WORK TO BE COMPLETED ::
Retype every entry word for word.

(Data items)
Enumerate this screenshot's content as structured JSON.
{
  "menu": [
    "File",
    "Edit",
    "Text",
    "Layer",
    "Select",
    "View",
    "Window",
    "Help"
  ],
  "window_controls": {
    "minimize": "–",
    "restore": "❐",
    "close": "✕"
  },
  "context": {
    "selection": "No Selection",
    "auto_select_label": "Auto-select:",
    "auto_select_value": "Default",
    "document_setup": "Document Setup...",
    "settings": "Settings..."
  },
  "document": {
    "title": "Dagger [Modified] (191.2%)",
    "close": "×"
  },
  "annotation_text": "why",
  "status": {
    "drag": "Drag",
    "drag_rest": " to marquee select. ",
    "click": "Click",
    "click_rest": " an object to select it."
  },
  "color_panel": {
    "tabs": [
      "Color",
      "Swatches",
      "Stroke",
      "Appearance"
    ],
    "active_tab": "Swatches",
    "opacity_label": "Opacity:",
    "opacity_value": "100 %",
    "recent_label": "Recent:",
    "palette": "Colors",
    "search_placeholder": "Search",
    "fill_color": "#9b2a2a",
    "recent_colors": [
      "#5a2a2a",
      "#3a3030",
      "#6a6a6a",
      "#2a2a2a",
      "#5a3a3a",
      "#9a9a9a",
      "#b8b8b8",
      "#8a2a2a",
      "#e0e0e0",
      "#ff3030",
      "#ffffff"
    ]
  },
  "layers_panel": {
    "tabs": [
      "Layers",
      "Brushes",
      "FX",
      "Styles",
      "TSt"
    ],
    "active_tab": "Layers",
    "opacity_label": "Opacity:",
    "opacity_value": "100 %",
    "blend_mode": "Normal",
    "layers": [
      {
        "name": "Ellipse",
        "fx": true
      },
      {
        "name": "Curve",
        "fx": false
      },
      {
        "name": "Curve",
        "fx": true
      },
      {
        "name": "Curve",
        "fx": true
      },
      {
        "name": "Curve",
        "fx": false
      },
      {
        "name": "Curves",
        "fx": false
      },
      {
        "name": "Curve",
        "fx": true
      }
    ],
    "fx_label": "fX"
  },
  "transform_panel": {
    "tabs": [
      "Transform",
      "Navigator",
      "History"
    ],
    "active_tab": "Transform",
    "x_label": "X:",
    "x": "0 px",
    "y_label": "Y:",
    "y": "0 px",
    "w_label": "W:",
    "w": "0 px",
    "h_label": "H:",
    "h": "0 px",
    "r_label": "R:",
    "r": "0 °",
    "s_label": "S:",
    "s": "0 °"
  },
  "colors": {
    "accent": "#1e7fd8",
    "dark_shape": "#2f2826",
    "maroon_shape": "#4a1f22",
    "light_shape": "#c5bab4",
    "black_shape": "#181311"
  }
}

FINISHED ANSWER ::
Enumerate this screenshot's content as structured JSON.
{
  "menu": [
    "File",
    "Edit",
    "Text",
    "Layer",
    "Select",
    "View",
    "Window",
    "Help"
  ],
  "window_controls": {
    "minimize": "–",
    "restore": "❐",
    "close": "✕"
  },
  "context": {
    "selection": "No Selection",
    "auto_select_label": "Auto-select:",
    "auto_select_value": "Default",
    "document_setup": "Document Setup...",
    "settings": "Settings..."
  },
  "document": {
    "title": "Dagger [Modified] (191.2%)",
    "close": "×"
  },
  "annotation_text": "why",
  "status": {
    "drag": "Drag",
    "drag_rest": " to marquee select. ",
    "click": "Click",
    "click_rest": " an object to select it."
  },
  "color_panel": {
    "tabs": [
      "Color",
      "Swatches",
      "Stroke",
      "Appearance"
    ],
    "active_tab": "Swatches",
    "opacity_label": "Opacity:",
    "opacity_value": "100 %",
    "recent_label": "Recent:",
    "palette": "Colors",
    "search_placeholder": "Search",
    "fill_color": "#9b2a2a",
    "recent_colors": [
      "#5a2a2a",
      "#3a3030",
      "#6a6a6a",
      "#2a2a2a",
      "#5a3a3a",
      "#9a9a9a",
      "#b8b8b8",
      "#8a2a2a",
      "#e0e0e0",
      "#ff3030",
      "#ffffff"
    ]
  },
  "layers_panel": {
    "tabs": [
      "Layers",
      "Brushes",
      "FX",
      "Styles",
      "TSt"
    ],
    "active_tab": "Layers",
    "opacity_label": "Opacity:",
    "opacity_value": "100 %",
    "blend_mode": "Normal",
    "layers": [
      {
        "name": "Ellipse",
        "fx": true
      },
      {
        "name": "Curve",
        "fx": false
      },
      {
        "name": "Curve",
        "fx": true
      },
      {
        "name": "Curve",
        "fx": true
      },
      {
        "name": "Curve",
        "fx": false
      },
      {
        "name": "Curves",
        "fx": false
      },
      {
        "name": "Curve",
        "fx": true
      }
    ],
    "fx_label": "fX"
  },
  "transform_panel": {
    "tabs": [
      "Transform",
      "Navigator",
      "History"
    ],
    "active_tab": "Transform",
    "x_label": "X:",
    "x": "0 px",
    "y_label": "Y:",
    "y": "0 px",
    "w_label": "W:",
    "w": "0 px",
    "h_label": "H:",
    "h": "0 px",
    "r_label": "R:",
    "r": "0 °",
    "s_label": "S:",
    "s": "0 °"
  },
  "colors": {
    "accent": "#1e7fd8",
    "dark_shape": "#2f2826",
    "maroon_shape": "#4a1f22",
    "light_shape": "#c5bab4",
    "black_shape": "#181311"
  }
}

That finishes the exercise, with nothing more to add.